QUOTED PASSAGE:
----------

Isolation allowed a society to abandon a technology, as Japan did with guns in the 17th Century. No central European country could afford to do the same or they would have been overrun by their neighbors. Once the Japanese were forced into contact with the rest of the world in 1853, they immediately resumed the manufacture of guns.


The factors determining the differences in the development of technology are when food production began, the presence or lack of geographical barriers to diffusion, and population size. Eurasia and North Africa were the largest landmass with the largest number of competing societies and the fewest geographical barriers. Food production began there earliest. So Eurasia was where technology started earliest and spread most widely. The advantage of Eurasia was huge by 1492 by reason of geography not intellect.

----------

ENTRIES PROVIDED:
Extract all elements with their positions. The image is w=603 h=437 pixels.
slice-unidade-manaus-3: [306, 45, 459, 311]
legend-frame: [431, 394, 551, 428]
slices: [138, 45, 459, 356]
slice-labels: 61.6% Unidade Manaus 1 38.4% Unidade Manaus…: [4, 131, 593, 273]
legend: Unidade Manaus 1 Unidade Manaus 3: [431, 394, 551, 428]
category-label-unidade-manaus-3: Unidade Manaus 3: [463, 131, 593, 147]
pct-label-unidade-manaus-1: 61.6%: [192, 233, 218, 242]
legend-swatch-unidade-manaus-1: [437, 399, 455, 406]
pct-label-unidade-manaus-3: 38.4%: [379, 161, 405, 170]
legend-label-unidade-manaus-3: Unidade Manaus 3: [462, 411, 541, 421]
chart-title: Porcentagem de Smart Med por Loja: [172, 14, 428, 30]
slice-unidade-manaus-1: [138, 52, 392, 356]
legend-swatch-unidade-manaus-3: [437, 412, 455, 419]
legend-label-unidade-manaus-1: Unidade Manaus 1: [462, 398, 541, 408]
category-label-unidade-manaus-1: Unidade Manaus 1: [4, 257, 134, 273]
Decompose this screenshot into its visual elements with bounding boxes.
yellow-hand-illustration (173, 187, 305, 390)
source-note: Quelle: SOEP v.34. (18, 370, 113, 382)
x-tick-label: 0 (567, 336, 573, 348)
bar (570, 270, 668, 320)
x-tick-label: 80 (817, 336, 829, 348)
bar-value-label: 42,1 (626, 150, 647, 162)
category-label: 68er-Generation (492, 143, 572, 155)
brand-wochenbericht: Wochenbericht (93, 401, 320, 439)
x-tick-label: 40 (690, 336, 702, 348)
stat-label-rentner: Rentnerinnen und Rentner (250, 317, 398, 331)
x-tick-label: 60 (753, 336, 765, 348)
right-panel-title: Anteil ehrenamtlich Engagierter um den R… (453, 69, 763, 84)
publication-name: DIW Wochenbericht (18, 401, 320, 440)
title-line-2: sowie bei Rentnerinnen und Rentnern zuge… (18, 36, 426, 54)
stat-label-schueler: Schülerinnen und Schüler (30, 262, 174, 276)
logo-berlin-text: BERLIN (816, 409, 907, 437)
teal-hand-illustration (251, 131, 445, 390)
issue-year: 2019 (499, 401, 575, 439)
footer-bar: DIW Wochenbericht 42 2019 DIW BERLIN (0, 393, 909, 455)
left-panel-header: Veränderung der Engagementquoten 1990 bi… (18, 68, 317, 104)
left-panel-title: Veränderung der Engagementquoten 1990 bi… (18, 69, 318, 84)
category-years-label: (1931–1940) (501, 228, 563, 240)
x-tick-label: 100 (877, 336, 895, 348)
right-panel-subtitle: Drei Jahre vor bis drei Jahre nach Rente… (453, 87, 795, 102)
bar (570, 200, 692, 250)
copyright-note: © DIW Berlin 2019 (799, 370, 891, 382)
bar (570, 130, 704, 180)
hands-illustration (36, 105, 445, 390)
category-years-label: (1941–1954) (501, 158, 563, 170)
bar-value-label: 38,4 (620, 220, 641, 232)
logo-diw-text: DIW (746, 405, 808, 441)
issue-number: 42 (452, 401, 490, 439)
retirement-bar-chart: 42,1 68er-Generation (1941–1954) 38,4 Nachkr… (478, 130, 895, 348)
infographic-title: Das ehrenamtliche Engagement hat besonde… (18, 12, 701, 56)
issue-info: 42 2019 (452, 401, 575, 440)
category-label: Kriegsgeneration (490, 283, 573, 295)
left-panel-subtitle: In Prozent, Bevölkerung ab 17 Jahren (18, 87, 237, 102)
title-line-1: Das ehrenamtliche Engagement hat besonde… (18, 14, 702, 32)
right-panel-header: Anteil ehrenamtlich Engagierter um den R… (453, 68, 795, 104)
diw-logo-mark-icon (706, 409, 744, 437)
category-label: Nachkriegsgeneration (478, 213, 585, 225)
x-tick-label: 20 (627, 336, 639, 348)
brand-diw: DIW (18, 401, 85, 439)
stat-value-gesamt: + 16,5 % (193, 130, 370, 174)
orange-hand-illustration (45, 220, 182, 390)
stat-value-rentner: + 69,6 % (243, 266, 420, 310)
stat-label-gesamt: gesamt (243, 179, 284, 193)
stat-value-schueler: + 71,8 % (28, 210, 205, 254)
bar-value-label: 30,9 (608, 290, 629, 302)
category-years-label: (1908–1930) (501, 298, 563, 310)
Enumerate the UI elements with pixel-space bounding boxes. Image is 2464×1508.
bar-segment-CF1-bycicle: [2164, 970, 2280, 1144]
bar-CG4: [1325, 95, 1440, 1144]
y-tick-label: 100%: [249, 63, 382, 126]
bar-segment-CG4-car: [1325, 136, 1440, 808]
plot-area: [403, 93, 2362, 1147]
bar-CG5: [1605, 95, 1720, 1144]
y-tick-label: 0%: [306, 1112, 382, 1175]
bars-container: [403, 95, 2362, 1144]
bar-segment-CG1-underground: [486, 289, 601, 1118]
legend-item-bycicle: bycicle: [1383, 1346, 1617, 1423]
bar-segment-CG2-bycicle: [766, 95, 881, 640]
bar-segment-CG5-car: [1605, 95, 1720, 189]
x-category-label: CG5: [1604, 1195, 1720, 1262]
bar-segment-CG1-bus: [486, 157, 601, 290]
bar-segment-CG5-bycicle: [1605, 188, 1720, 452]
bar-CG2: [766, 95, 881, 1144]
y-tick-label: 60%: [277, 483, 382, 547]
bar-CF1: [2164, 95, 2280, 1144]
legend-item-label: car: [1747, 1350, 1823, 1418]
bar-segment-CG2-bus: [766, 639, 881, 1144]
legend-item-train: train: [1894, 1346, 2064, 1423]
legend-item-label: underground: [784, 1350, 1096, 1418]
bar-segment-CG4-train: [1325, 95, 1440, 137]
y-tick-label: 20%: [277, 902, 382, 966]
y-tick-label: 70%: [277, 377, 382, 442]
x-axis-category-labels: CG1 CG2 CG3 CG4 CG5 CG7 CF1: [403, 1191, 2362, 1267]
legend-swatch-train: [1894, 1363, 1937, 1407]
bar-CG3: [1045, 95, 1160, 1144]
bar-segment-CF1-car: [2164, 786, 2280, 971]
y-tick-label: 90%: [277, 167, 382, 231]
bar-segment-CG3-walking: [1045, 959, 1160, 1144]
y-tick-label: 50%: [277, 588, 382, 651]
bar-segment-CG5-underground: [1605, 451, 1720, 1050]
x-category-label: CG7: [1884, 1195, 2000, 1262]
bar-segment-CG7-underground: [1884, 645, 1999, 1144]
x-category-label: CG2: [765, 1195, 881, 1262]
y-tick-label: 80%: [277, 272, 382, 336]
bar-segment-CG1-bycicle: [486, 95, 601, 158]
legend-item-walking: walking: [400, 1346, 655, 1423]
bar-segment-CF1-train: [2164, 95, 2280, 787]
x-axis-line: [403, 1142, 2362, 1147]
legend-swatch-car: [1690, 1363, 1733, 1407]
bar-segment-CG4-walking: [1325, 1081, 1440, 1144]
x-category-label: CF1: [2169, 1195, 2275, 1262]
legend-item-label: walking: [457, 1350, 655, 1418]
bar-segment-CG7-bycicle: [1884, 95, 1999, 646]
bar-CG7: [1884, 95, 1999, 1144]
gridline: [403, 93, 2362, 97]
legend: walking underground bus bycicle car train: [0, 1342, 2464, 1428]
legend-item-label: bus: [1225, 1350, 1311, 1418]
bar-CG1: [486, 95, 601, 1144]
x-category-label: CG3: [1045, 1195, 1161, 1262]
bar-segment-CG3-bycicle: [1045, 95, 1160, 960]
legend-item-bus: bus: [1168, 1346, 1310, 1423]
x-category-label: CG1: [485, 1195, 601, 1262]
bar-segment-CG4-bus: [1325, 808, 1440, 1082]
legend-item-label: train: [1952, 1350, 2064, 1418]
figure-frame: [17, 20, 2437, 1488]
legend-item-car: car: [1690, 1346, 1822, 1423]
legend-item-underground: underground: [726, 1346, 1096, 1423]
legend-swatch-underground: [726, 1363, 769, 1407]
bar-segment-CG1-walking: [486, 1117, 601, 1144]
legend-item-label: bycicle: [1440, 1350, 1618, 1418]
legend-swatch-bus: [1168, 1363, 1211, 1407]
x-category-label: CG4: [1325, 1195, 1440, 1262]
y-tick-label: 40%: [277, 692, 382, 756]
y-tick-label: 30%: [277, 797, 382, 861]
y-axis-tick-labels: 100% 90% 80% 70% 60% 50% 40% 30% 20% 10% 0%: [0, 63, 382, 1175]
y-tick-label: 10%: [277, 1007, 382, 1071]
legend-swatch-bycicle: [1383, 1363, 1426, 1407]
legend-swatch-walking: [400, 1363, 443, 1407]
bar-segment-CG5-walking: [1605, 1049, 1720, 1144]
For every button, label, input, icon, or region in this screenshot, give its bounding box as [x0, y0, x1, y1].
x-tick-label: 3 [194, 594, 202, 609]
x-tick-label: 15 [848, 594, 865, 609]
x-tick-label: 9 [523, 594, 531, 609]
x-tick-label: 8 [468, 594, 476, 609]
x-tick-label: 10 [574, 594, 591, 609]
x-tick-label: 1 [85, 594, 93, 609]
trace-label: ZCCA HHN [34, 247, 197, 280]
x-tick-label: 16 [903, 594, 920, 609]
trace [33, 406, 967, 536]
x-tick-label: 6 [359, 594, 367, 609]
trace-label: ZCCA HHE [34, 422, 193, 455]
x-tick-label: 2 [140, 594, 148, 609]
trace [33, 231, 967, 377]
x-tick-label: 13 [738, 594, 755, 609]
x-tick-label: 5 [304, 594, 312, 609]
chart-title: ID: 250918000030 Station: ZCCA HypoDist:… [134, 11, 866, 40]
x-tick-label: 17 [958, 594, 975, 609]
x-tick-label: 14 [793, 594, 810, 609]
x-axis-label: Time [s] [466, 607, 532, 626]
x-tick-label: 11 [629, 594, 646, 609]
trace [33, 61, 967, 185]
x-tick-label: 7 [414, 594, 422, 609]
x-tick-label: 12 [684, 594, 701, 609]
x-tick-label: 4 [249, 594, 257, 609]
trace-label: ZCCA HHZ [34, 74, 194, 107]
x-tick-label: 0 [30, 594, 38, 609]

----------

TASKS FOR THIS EXERCISE:
a - In the passage on technology and geography, copy the text from "Isolation allowed a" to "manufacture of guns.".
b - Translate this sentence from the passage on technology and geography into Spanish: "Isolation allowed a society to abandon a technology, as Japan did with guns in the 17th Century."

EXPECTED RESPONSES:
a -
Isolation allowed a society to abandon a technology, as Japan did with guns in the 17th Century. No central European country could afford to do the same or they would have been overrun by their neighbors. Once the Japanese were forced into contact with the rest of the world in 1853, they immediately resumed the manufacture of guns.

b - El aislamiento permitió a una sociedad abandonar una tecnología, como hizo Japón con las armas de fuego en el siglo XVII.